— BEGIN ENTRIES PROVIDED —

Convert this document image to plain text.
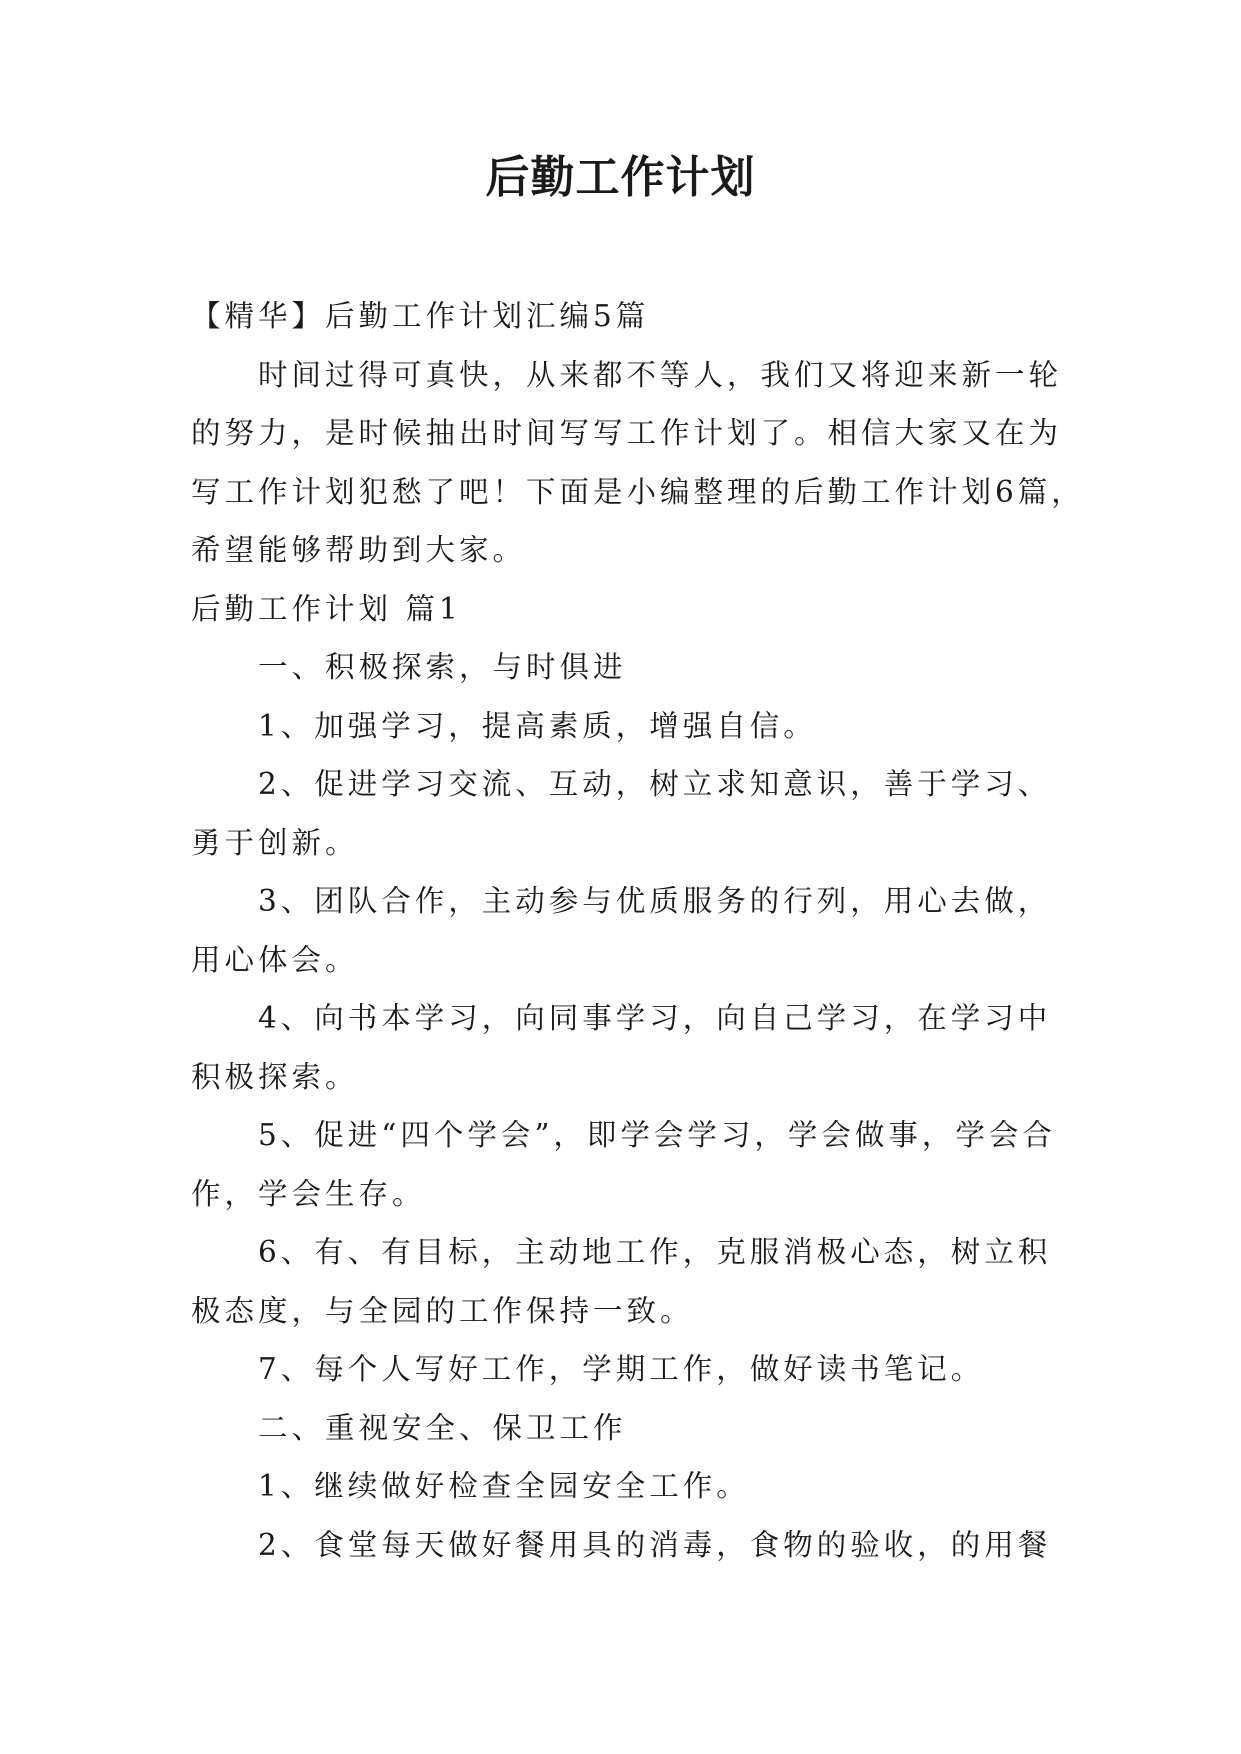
后勤工作计划

【精华】后勤工作计划汇编5篇

时间过得可真快，从来都不等人，我们又将迎来新一轮

的努力，是时候抽出时间写写工作计划了。相信大家又在为

写工作计划犯愁了吧！下面是小编整理的后勤工作计划6篇，

希望能够帮助到大家。

后勤工作计划 篇1

一、积极探索，与时俱进

1、加强学习，提高素质，增强自信。

2、促进学习交流、互动，树立求知意识，善于学习、

勇于创新。

3、团队合作，主动参与优质服务的行列，用心去做，

用心体会。

4、向书本学习，向同事学习，向自己学习，在学习中

积极探索。

5、促进“四个学会”，即学会学习，学会做事，学会合

作，学会生存。

6、有、有目标，主动地工作，克服消极心态，树立积

极态度，与全园的工作保持一致。

7、每个人写好工作，学期工作，做好读书笔记。

二、重视安全、保卫工作

1、继续做好检查全园安全工作。

2、食堂每天做好餐用具的消毒，食物的验收，的用餐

— END ENTRIES PROVIDED —

Leave out the pictures and give the rest of the records again exactly.

Convert this document image to plain text.
后勤工作计划

【精华】后勤工作计划汇编5篇

时间过得可真快，从来都不等人，我们又将迎来新一轮

的努力，是时候抽出时间写写工作计划了。相信大家又在为

写工作计划犯愁了吧！下面是小编整理的后勤工作计划6篇，

希望能够帮助到大家。

后勤工作计划 篇1

一、积极探索，与时俱进

1、加强学习，提高素质，增强自信。

2、促进学习交流、互动，树立求知意识，善于学习、

勇于创新。

3、团队合作，主动参与优质服务的行列，用心去做，

用心体会。

4、向书本学习，向同事学习，向自己学习，在学习中

积极探索。

5、促进“四个学会”，即学会学习，学会做事，学会合

作，学会生存。

6、有、有目标，主动地工作，克服消极心态，树立积

极态度，与全园的工作保持一致。

7、每个人写好工作，学期工作，做好读书笔记。

二、重视安全、保卫工作

1、继续做好检查全园安全工作。

2、食堂每天做好餐用具的消毒，食物的验收，的用餐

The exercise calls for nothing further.